| Collection entries |
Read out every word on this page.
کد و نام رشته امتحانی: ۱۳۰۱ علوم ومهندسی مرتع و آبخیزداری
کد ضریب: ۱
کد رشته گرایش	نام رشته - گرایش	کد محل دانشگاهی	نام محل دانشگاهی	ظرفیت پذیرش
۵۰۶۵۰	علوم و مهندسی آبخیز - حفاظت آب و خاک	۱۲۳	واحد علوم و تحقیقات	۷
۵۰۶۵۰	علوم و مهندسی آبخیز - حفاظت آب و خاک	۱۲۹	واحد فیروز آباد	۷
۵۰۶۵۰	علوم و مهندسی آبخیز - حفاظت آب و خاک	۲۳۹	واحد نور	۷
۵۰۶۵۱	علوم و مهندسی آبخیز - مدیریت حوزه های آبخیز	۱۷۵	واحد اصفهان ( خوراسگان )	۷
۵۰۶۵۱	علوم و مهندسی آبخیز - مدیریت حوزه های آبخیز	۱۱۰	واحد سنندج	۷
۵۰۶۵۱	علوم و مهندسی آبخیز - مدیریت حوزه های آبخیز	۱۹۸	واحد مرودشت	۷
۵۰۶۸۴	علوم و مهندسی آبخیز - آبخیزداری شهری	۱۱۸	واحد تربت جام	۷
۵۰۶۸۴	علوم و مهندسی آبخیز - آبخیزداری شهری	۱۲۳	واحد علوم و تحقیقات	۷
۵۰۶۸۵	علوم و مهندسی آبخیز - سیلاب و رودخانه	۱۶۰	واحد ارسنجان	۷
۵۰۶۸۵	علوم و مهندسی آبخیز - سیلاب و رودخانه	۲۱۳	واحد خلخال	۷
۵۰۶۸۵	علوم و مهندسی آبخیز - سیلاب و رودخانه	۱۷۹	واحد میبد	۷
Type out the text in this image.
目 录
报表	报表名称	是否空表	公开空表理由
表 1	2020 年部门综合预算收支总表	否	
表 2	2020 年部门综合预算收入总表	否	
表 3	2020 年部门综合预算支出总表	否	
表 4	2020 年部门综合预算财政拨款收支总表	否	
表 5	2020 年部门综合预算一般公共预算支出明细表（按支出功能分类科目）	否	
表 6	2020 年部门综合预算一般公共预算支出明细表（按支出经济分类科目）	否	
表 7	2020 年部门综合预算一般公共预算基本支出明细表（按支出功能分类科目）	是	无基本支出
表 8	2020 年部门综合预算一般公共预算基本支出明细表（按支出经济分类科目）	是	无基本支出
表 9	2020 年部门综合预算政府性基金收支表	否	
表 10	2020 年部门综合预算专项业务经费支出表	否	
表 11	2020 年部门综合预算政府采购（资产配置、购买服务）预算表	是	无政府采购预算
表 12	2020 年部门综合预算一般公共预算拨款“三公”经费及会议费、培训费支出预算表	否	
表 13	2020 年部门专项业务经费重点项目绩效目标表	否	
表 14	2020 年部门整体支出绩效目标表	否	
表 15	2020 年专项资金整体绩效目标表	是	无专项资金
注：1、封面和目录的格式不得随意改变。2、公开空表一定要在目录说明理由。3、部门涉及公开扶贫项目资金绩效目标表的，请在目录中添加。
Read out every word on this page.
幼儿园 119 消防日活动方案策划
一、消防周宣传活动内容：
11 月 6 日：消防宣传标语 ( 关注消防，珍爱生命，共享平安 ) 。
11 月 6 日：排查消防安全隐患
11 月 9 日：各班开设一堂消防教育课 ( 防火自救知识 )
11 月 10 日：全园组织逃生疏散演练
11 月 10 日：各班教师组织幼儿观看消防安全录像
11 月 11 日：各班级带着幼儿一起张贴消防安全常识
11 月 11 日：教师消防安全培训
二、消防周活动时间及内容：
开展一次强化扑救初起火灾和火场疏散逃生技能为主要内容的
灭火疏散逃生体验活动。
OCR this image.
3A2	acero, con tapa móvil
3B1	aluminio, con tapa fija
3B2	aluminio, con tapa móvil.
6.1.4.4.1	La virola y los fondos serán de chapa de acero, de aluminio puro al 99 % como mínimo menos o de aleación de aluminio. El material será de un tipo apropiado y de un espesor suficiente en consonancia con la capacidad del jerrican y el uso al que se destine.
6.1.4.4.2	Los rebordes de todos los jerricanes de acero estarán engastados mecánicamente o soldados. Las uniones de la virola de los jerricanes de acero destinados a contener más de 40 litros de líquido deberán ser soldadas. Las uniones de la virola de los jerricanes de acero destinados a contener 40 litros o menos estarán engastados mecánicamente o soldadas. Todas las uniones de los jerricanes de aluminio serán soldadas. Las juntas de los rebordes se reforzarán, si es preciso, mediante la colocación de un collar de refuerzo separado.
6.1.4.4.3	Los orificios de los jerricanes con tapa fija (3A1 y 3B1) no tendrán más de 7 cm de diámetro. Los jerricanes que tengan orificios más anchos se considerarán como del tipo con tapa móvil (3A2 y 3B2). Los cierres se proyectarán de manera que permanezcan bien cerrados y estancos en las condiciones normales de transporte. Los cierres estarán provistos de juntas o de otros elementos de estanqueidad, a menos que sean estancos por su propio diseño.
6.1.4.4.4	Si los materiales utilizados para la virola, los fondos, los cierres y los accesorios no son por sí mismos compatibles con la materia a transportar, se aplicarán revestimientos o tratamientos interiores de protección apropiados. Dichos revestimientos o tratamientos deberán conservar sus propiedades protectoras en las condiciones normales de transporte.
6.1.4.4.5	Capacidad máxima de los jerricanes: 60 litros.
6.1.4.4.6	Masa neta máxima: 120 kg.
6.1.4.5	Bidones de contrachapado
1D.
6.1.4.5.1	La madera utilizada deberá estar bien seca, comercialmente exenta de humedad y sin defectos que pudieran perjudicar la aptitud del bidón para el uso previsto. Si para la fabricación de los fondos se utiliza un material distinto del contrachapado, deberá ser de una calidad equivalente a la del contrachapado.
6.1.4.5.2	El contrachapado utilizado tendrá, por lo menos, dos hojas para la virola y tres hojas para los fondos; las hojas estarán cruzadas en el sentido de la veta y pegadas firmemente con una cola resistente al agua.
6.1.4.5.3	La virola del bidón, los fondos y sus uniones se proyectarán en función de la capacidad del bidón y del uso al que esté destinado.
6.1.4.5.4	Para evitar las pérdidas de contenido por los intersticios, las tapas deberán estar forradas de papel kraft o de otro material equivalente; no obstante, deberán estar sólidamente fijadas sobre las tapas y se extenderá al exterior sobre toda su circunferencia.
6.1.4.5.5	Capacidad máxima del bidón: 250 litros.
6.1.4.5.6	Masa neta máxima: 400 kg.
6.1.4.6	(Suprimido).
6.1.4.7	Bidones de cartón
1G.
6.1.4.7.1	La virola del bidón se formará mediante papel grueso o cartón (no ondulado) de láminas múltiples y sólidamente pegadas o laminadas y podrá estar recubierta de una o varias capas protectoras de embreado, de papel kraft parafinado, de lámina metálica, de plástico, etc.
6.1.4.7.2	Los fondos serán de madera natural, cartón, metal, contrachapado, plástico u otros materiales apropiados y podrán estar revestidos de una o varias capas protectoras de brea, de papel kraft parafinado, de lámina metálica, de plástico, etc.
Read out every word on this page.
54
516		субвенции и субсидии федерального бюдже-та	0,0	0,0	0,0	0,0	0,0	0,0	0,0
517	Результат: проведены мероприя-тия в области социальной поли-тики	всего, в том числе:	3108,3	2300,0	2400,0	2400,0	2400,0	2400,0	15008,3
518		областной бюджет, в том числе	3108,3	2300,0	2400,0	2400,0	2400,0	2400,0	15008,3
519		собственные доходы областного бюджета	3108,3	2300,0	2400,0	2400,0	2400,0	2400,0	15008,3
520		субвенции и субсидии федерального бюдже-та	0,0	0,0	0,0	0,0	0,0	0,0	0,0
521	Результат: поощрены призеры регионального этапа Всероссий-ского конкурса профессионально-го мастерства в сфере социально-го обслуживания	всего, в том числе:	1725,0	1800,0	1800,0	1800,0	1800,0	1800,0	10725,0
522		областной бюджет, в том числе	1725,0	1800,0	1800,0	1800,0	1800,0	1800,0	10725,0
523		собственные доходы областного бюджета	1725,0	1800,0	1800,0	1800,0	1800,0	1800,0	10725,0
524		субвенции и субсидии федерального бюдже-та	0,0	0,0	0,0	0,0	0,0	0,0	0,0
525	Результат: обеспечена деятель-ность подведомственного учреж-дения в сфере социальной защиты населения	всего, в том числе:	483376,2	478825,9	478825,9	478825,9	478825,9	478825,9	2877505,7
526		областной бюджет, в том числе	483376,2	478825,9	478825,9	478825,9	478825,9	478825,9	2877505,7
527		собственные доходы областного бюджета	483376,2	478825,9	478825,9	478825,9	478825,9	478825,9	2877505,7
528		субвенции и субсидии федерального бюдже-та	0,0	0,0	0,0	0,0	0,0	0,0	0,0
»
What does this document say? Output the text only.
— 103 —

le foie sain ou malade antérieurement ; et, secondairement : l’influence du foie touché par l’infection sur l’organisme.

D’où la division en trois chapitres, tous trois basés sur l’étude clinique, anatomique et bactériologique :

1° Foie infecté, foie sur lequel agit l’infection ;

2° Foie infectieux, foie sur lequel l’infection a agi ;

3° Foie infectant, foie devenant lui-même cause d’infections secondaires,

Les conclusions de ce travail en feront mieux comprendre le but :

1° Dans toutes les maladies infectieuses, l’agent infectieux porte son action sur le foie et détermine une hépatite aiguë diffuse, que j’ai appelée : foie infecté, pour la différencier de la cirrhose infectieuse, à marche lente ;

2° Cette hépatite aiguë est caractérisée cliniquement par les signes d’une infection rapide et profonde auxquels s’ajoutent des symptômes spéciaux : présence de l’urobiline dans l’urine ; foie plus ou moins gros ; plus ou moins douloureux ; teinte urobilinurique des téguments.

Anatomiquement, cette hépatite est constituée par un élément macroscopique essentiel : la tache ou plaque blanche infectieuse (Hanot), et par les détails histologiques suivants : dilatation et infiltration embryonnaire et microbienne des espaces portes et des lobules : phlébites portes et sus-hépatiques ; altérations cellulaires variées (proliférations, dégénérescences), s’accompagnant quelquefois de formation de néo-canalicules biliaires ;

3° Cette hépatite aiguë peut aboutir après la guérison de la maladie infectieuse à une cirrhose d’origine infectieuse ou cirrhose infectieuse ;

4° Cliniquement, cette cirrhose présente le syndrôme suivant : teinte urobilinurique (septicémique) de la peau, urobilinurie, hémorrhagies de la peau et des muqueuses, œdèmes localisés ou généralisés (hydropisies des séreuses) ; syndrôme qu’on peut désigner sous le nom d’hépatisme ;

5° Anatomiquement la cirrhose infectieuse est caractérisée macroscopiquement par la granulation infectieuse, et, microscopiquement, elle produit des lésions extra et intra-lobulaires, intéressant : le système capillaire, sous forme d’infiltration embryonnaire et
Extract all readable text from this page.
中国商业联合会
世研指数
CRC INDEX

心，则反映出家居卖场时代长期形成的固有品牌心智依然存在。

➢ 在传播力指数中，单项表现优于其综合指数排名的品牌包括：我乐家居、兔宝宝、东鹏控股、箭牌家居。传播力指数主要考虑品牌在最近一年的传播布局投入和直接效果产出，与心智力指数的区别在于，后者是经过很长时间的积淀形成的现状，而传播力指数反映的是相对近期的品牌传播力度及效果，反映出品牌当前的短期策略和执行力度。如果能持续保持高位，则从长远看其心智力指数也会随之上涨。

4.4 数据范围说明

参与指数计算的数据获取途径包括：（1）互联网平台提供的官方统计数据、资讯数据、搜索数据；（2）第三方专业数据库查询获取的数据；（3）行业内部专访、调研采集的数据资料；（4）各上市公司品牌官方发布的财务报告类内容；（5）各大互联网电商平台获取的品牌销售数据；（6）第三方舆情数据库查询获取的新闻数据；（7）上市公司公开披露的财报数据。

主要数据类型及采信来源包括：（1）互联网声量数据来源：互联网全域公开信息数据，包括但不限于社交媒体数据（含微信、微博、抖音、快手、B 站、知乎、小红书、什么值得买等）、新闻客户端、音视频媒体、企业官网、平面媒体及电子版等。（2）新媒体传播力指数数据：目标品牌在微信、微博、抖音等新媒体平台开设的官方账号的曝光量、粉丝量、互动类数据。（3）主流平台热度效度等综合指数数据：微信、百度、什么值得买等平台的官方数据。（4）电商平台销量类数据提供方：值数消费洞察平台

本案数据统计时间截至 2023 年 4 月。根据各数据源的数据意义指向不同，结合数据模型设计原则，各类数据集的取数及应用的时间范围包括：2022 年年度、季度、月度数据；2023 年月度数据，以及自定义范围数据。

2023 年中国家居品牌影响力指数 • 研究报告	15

| Required task |
Only the lines from the one with "Extract all readable text from this page." through the end of the material are wanted; copy them exactly, both ends included.

| Completed exercise |
Extract all readable text from this page.
中国商业联合会
世研指数
CRC INDEX

心，则反映出家居卖场时代长期形成的固有品牌心智依然存在。

➢ 在传播力指数中，单项表现优于其综合指数排名的品牌包括：我乐家居、兔宝宝、东鹏控股、箭牌家居。传播力指数主要考虑品牌在最近一年的传播布局投入和直接效果产出，与心智力指数的区别在于，后者是经过很长时间的积淀形成的现状，而传播力指数反映的是相对近期的品牌传播力度及效果，反映出品牌当前的短期策略和执行力度。如果能持续保持高位，则从长远看其心智力指数也会随之上涨。

4.4 数据范围说明

参与指数计算的数据获取途径包括：（1）互联网平台提供的官方统计数据、资讯数据、搜索数据；（2）第三方专业数据库查询获取的数据；（3）行业内部专访、调研采集的数据资料；（4）各上市公司品牌官方发布的财务报告类内容；（5）各大互联网电商平台获取的品牌销售数据；（6）第三方舆情数据库查询获取的新闻数据；（7）上市公司公开披露的财报数据。

主要数据类型及采信来源包括：（1）互联网声量数据来源：互联网全域公开信息数据，包括但不限于社交媒体数据（含微信、微博、抖音、快手、B 站、知乎、小红书、什么值得买等）、新闻客户端、音视频媒体、企业官网、平面媒体及电子版等。（2）新媒体传播力指数数据：目标品牌在微信、微博、抖音等新媒体平台开设的官方账号的曝光量、粉丝量、互动类数据。（3）主流平台热度效度等综合指数数据：微信、百度、什么值得买等平台的官方数据。（4）电商平台销量类数据提供方：值数消费洞察平台

本案数据统计时间截至 2023 年 4 月。根据各数据源的数据意义指向不同，结合数据模型设计原则，各类数据集的取数及应用的时间范围包括：2022 年年度、季度、月度数据；2023 年月度数据，以及自定义范围数据。

2023 年中国家居品牌影响力指数 • 研究报告	15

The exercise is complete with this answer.